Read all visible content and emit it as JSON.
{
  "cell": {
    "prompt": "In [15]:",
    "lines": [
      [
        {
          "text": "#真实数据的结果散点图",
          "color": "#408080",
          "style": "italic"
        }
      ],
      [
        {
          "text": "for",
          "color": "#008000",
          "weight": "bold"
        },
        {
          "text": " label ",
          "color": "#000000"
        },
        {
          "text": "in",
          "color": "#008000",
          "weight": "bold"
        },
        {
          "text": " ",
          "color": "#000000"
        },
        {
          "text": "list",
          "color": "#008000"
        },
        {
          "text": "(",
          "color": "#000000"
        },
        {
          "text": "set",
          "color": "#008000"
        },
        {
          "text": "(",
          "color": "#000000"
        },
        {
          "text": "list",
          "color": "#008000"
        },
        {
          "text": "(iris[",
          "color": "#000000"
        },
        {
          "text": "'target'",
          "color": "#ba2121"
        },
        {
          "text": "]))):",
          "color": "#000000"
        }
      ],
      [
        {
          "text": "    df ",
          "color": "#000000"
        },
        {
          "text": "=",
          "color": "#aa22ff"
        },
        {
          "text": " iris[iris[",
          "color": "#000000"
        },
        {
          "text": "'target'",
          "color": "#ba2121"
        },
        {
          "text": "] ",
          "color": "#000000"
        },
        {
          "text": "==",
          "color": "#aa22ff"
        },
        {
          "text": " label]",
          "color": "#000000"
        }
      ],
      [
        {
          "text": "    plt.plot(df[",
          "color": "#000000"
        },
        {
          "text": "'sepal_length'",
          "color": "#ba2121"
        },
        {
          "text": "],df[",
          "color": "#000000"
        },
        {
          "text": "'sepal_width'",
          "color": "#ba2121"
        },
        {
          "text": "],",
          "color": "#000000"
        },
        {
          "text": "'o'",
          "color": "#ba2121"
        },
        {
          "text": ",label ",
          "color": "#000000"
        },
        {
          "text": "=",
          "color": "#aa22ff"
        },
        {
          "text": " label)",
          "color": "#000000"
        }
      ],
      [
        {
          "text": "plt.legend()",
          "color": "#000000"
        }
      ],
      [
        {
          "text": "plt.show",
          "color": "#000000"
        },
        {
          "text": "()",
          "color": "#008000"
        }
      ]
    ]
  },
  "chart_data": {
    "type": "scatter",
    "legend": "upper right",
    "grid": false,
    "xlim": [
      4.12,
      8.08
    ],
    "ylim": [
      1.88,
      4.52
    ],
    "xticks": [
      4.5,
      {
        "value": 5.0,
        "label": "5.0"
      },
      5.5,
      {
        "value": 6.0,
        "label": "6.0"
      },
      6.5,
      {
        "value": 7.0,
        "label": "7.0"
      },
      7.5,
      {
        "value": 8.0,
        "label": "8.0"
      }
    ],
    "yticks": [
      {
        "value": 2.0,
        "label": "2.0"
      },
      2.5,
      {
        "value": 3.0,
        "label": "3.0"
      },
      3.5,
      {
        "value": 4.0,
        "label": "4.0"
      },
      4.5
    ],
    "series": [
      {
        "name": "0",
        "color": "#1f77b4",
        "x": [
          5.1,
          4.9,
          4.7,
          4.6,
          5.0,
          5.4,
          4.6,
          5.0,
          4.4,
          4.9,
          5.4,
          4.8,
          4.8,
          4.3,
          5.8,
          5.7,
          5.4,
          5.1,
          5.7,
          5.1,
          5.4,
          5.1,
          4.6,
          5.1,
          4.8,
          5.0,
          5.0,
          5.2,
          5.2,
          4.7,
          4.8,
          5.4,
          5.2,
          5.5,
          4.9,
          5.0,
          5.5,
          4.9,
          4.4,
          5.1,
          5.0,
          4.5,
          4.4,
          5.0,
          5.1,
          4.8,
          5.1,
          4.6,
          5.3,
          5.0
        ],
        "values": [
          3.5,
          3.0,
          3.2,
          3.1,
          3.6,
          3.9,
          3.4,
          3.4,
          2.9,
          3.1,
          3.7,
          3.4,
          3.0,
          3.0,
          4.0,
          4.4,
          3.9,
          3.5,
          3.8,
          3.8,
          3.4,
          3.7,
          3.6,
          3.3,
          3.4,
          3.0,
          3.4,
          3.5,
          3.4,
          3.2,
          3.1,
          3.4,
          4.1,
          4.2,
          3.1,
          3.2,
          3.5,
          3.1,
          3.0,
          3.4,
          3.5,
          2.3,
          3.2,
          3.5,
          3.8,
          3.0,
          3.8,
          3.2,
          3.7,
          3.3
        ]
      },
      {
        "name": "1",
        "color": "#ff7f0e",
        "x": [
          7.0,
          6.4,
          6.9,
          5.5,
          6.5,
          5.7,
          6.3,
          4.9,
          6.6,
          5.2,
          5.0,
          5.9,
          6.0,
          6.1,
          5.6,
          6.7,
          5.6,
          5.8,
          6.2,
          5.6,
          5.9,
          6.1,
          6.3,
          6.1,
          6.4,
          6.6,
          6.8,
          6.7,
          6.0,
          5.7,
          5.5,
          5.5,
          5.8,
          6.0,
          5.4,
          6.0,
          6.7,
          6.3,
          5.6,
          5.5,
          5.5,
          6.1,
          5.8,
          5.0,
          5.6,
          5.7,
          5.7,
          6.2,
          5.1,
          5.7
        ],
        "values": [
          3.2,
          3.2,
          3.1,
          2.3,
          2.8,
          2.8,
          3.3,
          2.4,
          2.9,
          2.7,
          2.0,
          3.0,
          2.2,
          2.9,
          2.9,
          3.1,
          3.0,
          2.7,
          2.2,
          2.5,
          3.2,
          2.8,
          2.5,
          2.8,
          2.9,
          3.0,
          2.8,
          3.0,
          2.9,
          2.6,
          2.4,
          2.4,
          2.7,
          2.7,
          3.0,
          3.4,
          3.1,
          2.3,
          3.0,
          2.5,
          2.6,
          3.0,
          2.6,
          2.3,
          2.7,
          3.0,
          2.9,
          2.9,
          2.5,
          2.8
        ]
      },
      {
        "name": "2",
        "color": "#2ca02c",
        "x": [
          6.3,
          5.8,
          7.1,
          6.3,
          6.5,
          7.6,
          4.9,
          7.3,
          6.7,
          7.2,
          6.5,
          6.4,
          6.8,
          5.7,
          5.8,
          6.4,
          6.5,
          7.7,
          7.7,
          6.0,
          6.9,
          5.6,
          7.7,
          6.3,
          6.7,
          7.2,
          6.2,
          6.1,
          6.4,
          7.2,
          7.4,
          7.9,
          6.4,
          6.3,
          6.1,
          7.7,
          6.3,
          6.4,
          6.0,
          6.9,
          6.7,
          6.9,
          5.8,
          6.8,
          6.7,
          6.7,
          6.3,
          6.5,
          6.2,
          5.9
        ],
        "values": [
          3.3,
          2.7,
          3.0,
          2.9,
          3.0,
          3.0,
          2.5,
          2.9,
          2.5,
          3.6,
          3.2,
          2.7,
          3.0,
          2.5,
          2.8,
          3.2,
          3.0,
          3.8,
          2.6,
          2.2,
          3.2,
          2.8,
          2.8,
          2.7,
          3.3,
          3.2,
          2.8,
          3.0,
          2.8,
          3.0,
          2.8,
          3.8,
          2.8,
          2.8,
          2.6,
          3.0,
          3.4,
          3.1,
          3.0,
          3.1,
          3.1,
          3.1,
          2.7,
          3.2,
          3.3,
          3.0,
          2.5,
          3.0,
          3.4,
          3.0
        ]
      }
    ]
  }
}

——————————

=== AIM ===
In the records above, find each line with the word "label" and copy it.

=== RESPONSE TO THE EXERCISE ===
          "text": " label ",
          "text": " label]",
          "text": ",label ",
          "text": " label)",
        "label": "5.0"
        "label": "6.0"
        "label": "7.0"
        "label": "8.0"
        "label": "2.0"
        "label": "3.0"
        "label": "4.0"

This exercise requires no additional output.